**TO-DO LIST:**
[a] Using the green roof monitoring text below, decide whether each statement agrees with it: (i) the ASLA green roof covers 3,000 square feet; (ii) heavy metals were measured for all five rain events; (iii) every sample was measured in duplicate. For each, answer yes or no and quote the deciding words from the text.
[b] Resume the green roof monitoring text below, carrying it on from the point where it stops.

**DOCUMENT EXCERPT:**
════════════════════

Green Roof Water Quality and Quantity Monitoring
Dr. Charles C. Glass
Associate Professor
Department of Civil Engineering
Howard University
and
ETEC L.L.C.
6509 41st Avenue
University Park, MD 20782
July 26, 2007
INTRODUCTION
This project was designed to address the needs of the Chesapeake Bay Foundation (CBF), the American Society of Landscape Architect’s (ASLA), and the District of Columbia's Water and Sewer Authority by monitoring the performance of the ASLA green roof for water runoff reduction and water quality improvement. Under the National Pollutant Discharge Elimination System (NPDES), Municipal Separate Storm Sewer System (MS4), the government is tasked to utilize best management practice (BMP) methods to substantially minimize pollution transport from storm water runoff. Green roofs are being promoted as an optional BMP throughout the Washington D.C. Metropolitan area. The 3,000 sq ft ASLA green roof was installed in May of 2006 at its headquarters building on 636 Eye Street NW, Washington DC. It is one of seven green roof demonstration projects in the Anacostia River Watershed of DC that the Chesapeake Bay Foundation has partially funded with an incentive grant. ETEC monitored water quality and quantity on this roof for 5 rain events in the fall of 2006 and the spring of 2007. The sampling and monitoring of the green roof was performed in accordance with the standard operations for collection and measurement promulgated by the USEPA.
In this study pH, temperature, total suspended solids (TSS), total dissolved solids (TDS), dissolved oxygen (DO), chemical oxygen demand (COD), and nutrients (ammonia, nitrite, nitrate, phosphate, and total phosphorus) were measured on rain water collected on the roof and runoff collected from the downspout from the green roof. Heavy metals (e.g. Cadmium (Cd), chromium (Cr), copper (Cu), lead (Pb), mercury (Hg), arsenic (As)) were measured for two rain events to check for their presence. All of the samples were measured in triplicate to confirm the reproducibility of the results and the accuracy of both the equipment and the sampling methodology.

════════════════════

(Region boundary data)
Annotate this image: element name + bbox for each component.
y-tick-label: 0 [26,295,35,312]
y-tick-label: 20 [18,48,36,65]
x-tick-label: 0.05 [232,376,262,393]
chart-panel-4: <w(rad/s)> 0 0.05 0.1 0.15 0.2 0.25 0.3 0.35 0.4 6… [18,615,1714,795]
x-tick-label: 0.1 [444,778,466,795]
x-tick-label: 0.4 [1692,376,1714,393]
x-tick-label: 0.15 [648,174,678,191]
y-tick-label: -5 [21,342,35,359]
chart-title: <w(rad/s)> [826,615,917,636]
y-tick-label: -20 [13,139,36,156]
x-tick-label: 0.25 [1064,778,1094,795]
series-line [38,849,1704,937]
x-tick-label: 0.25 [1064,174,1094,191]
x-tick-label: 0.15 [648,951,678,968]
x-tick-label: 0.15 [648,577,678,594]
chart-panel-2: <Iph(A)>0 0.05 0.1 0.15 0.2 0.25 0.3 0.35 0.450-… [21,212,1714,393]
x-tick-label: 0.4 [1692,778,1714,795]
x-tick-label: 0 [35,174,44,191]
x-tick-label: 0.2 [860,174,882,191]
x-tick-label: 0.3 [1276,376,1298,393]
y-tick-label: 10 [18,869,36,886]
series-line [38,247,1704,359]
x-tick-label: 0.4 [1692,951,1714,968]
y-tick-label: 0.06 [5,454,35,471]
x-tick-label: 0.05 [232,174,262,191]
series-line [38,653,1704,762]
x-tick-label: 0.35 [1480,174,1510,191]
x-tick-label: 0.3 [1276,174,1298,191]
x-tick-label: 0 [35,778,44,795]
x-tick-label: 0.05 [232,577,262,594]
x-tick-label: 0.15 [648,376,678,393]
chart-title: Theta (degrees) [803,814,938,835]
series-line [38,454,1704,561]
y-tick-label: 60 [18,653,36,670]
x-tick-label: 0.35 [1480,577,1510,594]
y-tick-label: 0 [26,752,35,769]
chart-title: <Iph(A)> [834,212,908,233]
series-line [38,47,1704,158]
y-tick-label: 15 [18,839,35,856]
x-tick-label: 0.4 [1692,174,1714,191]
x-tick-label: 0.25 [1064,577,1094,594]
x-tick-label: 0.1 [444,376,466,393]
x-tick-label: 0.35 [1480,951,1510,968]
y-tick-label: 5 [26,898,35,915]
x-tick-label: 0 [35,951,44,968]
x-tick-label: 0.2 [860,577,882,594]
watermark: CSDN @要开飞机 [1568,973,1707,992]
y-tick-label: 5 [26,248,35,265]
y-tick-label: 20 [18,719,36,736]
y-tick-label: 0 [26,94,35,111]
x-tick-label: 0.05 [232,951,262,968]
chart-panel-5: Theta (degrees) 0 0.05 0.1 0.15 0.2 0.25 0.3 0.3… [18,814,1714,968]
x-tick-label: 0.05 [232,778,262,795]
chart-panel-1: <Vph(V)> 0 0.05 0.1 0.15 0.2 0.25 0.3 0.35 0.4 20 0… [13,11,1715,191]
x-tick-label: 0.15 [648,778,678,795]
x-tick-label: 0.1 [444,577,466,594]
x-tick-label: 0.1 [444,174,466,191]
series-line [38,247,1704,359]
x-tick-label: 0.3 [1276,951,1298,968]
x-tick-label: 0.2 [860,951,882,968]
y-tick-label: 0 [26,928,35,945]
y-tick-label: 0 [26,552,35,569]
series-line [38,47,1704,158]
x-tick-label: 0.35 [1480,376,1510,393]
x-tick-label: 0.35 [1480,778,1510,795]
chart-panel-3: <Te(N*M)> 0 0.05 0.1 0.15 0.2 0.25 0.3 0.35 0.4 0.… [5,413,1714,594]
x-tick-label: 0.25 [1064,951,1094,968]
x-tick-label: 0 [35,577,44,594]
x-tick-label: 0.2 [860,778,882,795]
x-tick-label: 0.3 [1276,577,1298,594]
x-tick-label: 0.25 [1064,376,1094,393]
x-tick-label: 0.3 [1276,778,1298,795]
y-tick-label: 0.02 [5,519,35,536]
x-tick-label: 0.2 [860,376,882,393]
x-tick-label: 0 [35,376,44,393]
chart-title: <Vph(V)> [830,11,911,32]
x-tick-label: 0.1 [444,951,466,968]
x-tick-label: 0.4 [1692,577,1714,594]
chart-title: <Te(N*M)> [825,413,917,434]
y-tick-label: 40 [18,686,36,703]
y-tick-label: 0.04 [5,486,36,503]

════════════════════

**REPLIES:**
[a]
(i) Yes: "The 3,000 sq ft ASLA green roof was installed in May of 2006"
(ii) No: "were measured for two rain events to check for their presence"
(iii) No: "All of the samples were measured in triplicate"

[b]
The two primary goals of this project were to determine the reduction in runoff and to determine the concentrations of contaminants of concern leaving this green roof. Two flow meters were already installed on the roof of the ASLA building giving flow data for the water leaving the roof. ASLA collected the water in two clean collection jars provided by ETEC. ASLA staff and ETEC coordinated the collection and proper methodology to avoid human error in sample collection. A quantitative measure of the total flow or rainfall load on the roof was calculated by the known area of the roof and the acquired depth of rainfall.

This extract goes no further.